───── Source text

Design puzzles and progress update

Your de novo protein designs are looking extremely good! Our goal since we introduced design puzzles was to have the best solutions go straight into experimental testing. This requires synthesizing a gene encoding the design, putting the gene into bacteria to direct them to make the protein, and then purifying the designed protein away from everything else in the bacteria and determining whether it folds up the way you designed it to. As you can imagine, this involves a fair amount of effort, and up until recently there have been issues with the top scoring designs that would have had to be fixed before ordering the genes.

What are the issues that we would like to resolve before ordering your designs? There are several “rules of thumb” about proteins that earlier designs were not consistent with. The main one is very simple and familiar to most of you-in proteins the buried residues should be hydrophobic and the exposed residues should be polar. Another perhaps less familiar one is that glycine residues, which are very flexible, should only be in turns and loops, not in helices or sheets. Finally, there should be few alanine residues in the core because they are too small to stabilize the protein much.

──────────
───── Dataset records

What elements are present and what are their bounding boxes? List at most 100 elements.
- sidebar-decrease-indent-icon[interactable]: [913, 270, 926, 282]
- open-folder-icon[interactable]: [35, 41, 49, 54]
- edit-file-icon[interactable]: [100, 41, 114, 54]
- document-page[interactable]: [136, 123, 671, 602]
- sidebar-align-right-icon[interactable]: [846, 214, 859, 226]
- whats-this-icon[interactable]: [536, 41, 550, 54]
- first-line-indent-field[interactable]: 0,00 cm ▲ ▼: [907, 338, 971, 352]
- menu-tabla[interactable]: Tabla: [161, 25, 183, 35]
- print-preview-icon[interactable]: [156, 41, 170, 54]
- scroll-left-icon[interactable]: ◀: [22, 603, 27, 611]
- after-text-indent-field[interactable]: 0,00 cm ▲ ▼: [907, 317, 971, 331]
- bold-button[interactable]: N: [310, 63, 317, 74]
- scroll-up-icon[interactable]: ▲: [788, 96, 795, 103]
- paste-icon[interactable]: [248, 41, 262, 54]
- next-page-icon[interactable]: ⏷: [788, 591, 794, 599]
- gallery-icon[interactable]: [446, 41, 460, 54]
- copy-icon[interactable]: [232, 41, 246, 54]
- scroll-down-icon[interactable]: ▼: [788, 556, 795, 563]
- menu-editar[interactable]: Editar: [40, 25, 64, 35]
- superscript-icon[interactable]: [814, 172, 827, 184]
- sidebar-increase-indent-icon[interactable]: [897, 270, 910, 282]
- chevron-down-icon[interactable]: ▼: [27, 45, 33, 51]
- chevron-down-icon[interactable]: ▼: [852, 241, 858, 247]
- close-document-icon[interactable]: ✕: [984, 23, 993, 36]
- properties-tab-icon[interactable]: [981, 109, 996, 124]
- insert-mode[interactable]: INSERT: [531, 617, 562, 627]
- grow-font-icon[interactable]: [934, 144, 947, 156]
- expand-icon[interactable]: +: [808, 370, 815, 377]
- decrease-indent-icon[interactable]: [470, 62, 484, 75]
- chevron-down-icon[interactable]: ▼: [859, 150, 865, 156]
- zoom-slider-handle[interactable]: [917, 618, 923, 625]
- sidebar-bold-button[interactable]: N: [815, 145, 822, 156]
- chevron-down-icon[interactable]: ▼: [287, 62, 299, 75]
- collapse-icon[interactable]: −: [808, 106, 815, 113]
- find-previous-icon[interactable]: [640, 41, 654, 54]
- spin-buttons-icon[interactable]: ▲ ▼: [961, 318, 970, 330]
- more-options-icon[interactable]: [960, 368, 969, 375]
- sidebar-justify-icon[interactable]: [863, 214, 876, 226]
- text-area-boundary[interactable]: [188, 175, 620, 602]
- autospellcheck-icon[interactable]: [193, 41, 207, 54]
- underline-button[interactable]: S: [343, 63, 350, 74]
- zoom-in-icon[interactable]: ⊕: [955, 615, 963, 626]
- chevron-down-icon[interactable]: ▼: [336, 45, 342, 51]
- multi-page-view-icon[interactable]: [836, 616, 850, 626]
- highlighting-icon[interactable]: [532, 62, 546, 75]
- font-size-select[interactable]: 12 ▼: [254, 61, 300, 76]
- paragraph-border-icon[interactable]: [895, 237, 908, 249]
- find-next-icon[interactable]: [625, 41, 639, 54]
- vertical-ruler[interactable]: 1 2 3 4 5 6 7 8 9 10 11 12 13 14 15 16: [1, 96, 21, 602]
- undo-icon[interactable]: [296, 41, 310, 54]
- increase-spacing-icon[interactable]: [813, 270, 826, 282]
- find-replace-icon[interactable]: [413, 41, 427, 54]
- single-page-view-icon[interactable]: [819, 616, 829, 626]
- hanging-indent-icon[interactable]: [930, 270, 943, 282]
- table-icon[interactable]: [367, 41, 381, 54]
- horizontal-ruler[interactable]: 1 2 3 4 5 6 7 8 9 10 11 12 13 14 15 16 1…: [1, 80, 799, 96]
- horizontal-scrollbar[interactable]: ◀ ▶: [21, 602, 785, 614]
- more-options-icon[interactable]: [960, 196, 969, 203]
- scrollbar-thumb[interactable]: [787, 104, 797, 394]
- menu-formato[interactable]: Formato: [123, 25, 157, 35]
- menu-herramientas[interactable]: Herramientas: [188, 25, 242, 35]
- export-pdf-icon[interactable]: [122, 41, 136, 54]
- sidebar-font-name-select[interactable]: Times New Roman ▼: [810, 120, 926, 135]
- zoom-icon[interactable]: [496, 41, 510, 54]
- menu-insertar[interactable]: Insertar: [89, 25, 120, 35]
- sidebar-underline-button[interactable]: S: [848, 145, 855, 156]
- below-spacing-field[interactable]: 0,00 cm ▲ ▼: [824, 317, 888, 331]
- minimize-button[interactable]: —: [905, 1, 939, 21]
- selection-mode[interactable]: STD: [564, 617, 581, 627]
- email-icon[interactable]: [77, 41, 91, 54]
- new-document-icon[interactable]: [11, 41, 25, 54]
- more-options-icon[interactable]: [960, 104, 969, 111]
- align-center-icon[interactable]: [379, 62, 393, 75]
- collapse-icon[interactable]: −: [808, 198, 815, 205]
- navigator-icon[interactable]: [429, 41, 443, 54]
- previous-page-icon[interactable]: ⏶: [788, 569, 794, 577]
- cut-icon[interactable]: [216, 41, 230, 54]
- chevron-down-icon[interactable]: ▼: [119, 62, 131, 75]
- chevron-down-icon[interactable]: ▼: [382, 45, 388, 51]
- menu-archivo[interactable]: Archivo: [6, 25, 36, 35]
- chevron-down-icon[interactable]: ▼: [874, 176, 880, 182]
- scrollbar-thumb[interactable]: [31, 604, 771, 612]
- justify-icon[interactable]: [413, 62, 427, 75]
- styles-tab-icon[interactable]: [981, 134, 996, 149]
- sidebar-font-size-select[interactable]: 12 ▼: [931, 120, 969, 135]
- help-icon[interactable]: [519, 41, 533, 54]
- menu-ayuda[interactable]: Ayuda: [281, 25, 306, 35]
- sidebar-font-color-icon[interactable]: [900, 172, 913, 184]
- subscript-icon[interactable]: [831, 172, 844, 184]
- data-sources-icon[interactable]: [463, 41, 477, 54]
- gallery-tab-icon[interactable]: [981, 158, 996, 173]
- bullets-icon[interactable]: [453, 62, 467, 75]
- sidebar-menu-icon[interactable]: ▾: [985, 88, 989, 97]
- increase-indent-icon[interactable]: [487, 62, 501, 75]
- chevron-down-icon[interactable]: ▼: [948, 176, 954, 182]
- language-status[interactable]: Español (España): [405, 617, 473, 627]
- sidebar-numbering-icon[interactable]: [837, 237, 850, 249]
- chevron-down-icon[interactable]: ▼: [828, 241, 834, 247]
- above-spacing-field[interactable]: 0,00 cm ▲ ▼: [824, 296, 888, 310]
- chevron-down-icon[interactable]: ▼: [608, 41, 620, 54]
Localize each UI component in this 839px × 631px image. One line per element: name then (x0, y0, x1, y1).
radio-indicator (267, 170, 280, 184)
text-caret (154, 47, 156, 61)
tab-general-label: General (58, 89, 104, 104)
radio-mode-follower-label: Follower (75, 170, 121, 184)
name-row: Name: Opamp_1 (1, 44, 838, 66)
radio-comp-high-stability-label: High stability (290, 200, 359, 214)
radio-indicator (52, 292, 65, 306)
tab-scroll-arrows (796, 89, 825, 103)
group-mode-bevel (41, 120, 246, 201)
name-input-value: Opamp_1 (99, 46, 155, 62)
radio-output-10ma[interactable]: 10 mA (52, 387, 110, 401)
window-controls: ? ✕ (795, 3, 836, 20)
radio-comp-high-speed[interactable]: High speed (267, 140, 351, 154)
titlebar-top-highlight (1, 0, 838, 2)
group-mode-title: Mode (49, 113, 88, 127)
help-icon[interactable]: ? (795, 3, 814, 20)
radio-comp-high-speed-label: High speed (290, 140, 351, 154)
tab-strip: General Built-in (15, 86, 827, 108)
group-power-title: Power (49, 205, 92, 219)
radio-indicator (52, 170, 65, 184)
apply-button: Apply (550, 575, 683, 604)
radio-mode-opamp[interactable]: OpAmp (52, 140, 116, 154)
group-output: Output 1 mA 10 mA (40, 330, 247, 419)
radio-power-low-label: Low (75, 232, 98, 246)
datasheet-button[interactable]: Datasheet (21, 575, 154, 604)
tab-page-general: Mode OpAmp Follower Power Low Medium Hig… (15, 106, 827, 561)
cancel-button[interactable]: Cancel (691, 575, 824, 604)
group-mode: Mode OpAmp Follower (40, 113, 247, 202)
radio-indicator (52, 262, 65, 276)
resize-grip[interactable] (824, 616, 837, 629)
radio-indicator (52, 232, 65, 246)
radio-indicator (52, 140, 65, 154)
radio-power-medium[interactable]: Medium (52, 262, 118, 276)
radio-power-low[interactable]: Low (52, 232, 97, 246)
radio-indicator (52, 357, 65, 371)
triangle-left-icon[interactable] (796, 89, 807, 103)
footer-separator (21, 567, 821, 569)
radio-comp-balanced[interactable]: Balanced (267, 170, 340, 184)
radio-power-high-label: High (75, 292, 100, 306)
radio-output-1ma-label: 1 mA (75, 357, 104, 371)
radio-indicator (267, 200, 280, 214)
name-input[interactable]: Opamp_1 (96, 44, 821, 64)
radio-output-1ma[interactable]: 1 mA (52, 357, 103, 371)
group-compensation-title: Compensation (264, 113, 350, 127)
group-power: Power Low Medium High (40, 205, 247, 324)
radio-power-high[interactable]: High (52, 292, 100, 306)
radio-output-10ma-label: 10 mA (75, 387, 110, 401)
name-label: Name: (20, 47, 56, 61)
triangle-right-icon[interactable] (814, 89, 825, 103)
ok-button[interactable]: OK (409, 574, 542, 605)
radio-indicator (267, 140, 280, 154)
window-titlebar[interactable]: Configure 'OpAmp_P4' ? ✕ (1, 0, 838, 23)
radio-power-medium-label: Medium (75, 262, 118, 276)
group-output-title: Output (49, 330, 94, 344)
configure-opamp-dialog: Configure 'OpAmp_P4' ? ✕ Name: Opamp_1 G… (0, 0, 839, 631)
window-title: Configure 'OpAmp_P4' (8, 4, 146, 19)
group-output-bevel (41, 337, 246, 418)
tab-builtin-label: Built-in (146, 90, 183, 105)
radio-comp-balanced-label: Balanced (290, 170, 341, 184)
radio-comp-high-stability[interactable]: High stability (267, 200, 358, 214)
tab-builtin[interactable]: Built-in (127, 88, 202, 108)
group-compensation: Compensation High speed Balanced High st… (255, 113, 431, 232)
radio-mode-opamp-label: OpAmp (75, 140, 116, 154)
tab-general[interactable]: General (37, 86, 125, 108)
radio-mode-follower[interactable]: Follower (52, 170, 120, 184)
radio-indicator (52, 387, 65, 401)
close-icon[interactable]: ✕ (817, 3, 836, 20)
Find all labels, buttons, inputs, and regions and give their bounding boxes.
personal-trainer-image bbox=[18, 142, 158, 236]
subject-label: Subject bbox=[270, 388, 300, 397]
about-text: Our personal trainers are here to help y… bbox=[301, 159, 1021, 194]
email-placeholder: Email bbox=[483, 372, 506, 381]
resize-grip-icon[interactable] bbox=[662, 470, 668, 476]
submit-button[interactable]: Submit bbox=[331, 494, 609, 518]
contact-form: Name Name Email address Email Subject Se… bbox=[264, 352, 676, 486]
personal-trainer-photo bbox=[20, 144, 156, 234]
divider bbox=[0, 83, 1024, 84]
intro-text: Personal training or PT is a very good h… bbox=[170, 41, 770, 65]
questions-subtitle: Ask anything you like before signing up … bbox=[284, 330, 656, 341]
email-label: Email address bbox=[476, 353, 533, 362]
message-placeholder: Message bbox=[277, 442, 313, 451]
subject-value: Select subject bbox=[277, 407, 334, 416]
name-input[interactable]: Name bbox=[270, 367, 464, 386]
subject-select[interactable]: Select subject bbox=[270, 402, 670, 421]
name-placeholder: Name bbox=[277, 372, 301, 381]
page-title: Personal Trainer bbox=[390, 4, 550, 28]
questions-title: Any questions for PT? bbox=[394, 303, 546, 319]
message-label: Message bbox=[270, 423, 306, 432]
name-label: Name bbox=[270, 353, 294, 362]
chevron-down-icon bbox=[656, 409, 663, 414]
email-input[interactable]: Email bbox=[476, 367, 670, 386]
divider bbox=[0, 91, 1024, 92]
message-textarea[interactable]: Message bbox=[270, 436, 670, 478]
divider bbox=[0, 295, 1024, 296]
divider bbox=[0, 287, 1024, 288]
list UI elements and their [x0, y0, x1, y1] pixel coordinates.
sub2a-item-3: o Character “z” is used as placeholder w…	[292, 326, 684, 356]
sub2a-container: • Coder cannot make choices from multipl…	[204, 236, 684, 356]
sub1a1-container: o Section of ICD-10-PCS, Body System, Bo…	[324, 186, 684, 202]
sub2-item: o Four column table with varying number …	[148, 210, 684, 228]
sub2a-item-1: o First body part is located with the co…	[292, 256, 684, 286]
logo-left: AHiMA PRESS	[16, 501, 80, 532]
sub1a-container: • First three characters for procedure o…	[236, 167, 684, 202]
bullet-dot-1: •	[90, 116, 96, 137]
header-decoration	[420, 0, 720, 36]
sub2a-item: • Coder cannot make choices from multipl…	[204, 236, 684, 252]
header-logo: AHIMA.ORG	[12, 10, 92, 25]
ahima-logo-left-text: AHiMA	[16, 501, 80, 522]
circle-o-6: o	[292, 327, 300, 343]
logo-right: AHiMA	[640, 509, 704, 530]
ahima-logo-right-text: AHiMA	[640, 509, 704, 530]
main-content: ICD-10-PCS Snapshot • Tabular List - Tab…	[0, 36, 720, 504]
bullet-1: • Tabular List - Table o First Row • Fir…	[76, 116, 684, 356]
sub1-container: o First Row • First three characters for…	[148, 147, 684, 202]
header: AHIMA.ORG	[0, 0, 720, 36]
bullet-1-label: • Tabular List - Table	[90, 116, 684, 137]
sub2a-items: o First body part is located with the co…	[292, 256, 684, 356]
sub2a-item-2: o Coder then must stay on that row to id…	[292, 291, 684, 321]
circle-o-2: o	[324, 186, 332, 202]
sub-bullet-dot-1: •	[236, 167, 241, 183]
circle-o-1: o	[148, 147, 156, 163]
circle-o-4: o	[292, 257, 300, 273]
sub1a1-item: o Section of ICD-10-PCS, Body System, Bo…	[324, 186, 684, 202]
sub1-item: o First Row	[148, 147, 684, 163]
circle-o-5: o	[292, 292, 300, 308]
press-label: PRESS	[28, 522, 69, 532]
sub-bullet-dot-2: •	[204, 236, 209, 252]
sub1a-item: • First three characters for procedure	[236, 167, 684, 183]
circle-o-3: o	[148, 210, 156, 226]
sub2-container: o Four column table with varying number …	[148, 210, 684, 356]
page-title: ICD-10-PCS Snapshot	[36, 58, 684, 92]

──────────

Assigned task: Print the stretch of the design puzzles update that opens with the words containing "What are the" and closes with "the protein much.", copying it word for word.

Written solution:
What are the issues that we would like to resolve before ordering your designs? There are several “rules of thumb” about proteins that earlier designs were not consistent with. The main one is very simple and familiar to most of you-in proteins the buried residues should be hydrophobic and the exposed residues should be polar. Another perhaps less familiar one is that glycine residues, which are very flexible, should only be in turns and loops, not in helices or sheets. Finally, there should be few alanine residues in the core because they are too small to stabilize the protein much.